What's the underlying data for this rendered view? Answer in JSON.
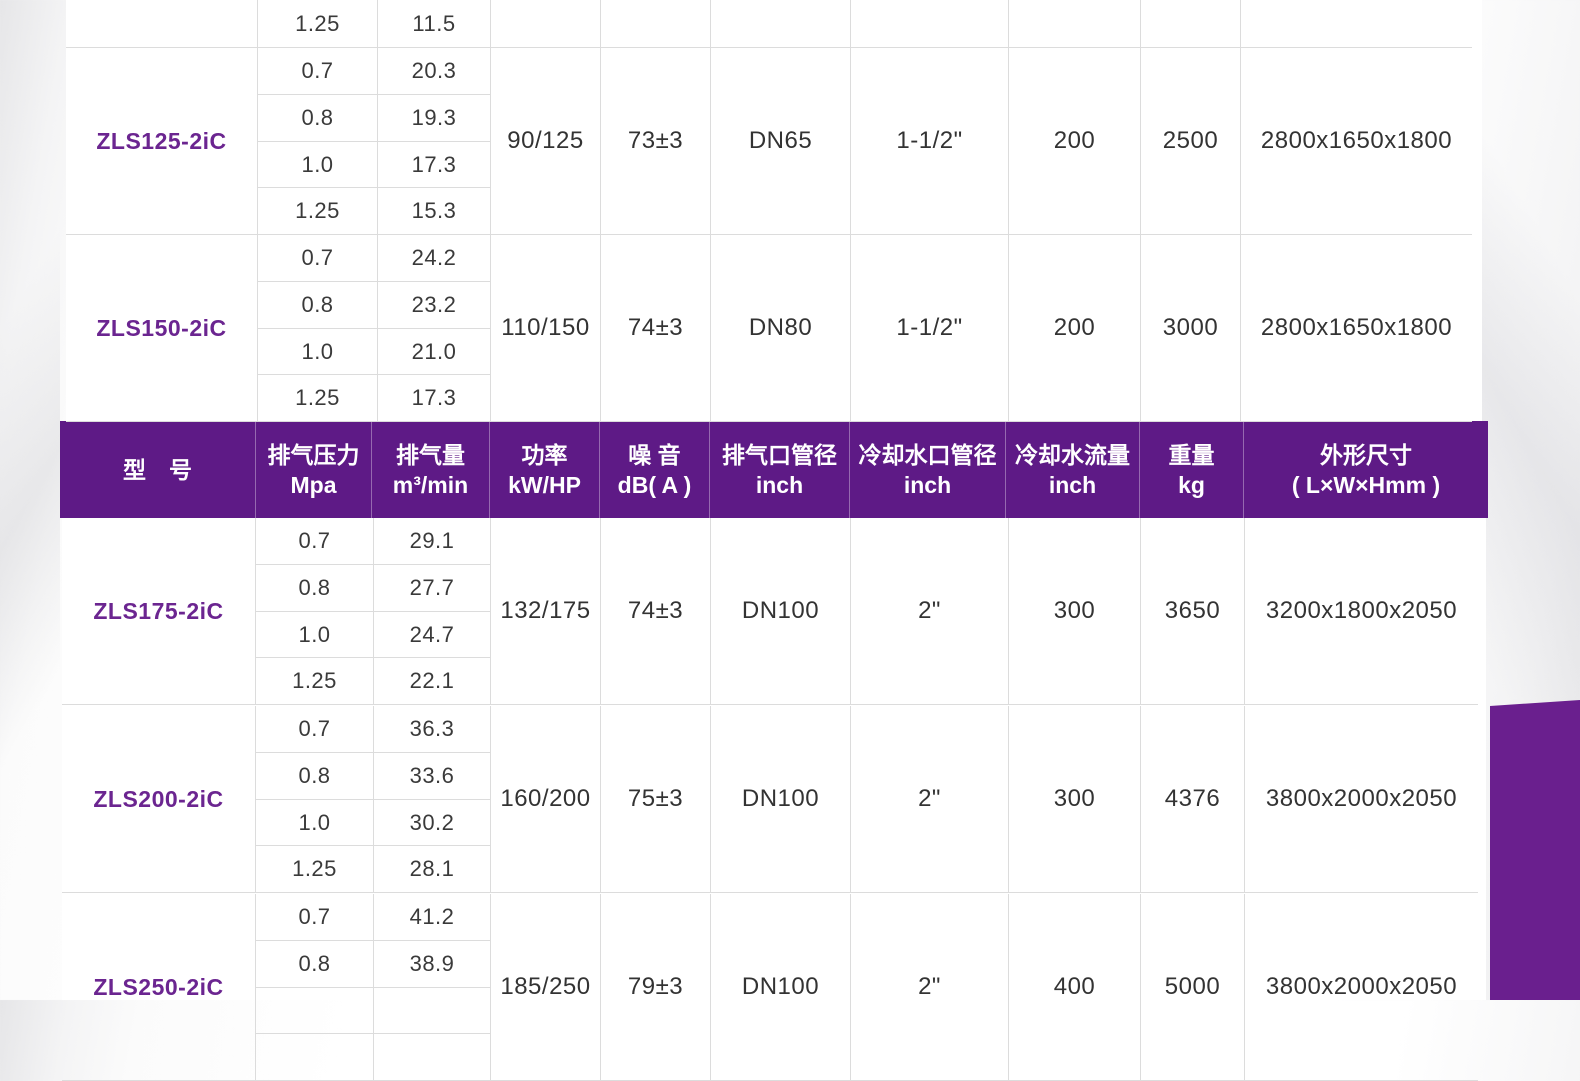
{
  "header": {
    "columns": [
      {
        "l1": "型　号",
        "l2": ""
      },
      {
        "l1": "排气压力",
        "l2": "Mpa"
      },
      {
        "l1": "排气量",
        "l2": "m³/min"
      },
      {
        "l1": "功率",
        "l2": "kW/HP"
      },
      {
        "l1": "噪 音",
        "l2": "dB( A )"
      },
      {
        "l1": "排气口管径",
        "l2": "inch"
      },
      {
        "l1": "冷却水口管径",
        "l2": "inch"
      },
      {
        "l1": "冷却水流量",
        "l2": "inch"
      },
      {
        "l1": "重量",
        "l2": "kg"
      },
      {
        "l1": "外形尺寸",
        "l2": "( L×W×Hmm )"
      }
    ]
  },
  "top_partial": {
    "pressure": "1.25",
    "flow": "11.5"
  },
  "models": [
    {
      "model": "ZLS125-2iC",
      "pressures": [
        "0.7",
        "0.8",
        "1.0",
        "1.25"
      ],
      "flows": [
        "20.3",
        "19.3",
        "17.3",
        "15.3"
      ],
      "power": "90/125",
      "noise": "73±3",
      "outlet": "DN65",
      "water_pipe": "1-1/2\"",
      "water_flow": "200",
      "weight": "2500",
      "size": "2800x1650x1800"
    },
    {
      "model": "ZLS150-2iC",
      "pressures": [
        "0.7",
        "0.8",
        "1.0",
        "1.25"
      ],
      "flows": [
        "24.2",
        "23.2",
        "21.0",
        "17.3"
      ],
      "power": "110/150",
      "noise": "74±3",
      "outlet": "DN80",
      "water_pipe": "1-1/2\"",
      "water_flow": "200",
      "weight": "3000",
      "size": "2800x1650x1800"
    },
    {
      "model": "ZLS175-2iC",
      "pressures": [
        "0.7",
        "0.8",
        "1.0",
        "1.25"
      ],
      "flows": [
        "29.1",
        "27.7",
        "24.7",
        "22.1"
      ],
      "power": "132/175",
      "noise": "74±3",
      "outlet": "DN100",
      "water_pipe": "2\"",
      "water_flow": "300",
      "weight": "3650",
      "size": "3200x1800x2050"
    },
    {
      "model": "ZLS200-2iC",
      "pressures": [
        "0.7",
        "0.8",
        "1.0",
        "1.25"
      ],
      "flows": [
        "36.3",
        "33.6",
        "30.2",
        "28.1"
      ],
      "power": "160/200",
      "noise": "75±3",
      "outlet": "DN100",
      "water_pipe": "2\"",
      "water_flow": "300",
      "weight": "4376",
      "size": "3800x2000x2050"
    },
    {
      "model": "ZLS250-2iC",
      "pressures": [
        "0.7",
        "0.8"
      ],
      "flows": [
        "41.2",
        "38.9"
      ],
      "power": "185/250",
      "noise": "79±3",
      "outlet": "DN100",
      "water_pipe": "2\"",
      "water_flow": "400",
      "weight": "5000",
      "size": "3800x2000x2050"
    }
  ]
}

* **THE REQUEST**:
Pick out every line with the string "weight" and copy it.

* **RESULT**:
      "weight": "2500",
      "weight": "3000",
      "weight": "3650",
      "weight": "4376",
      "weight": "5000",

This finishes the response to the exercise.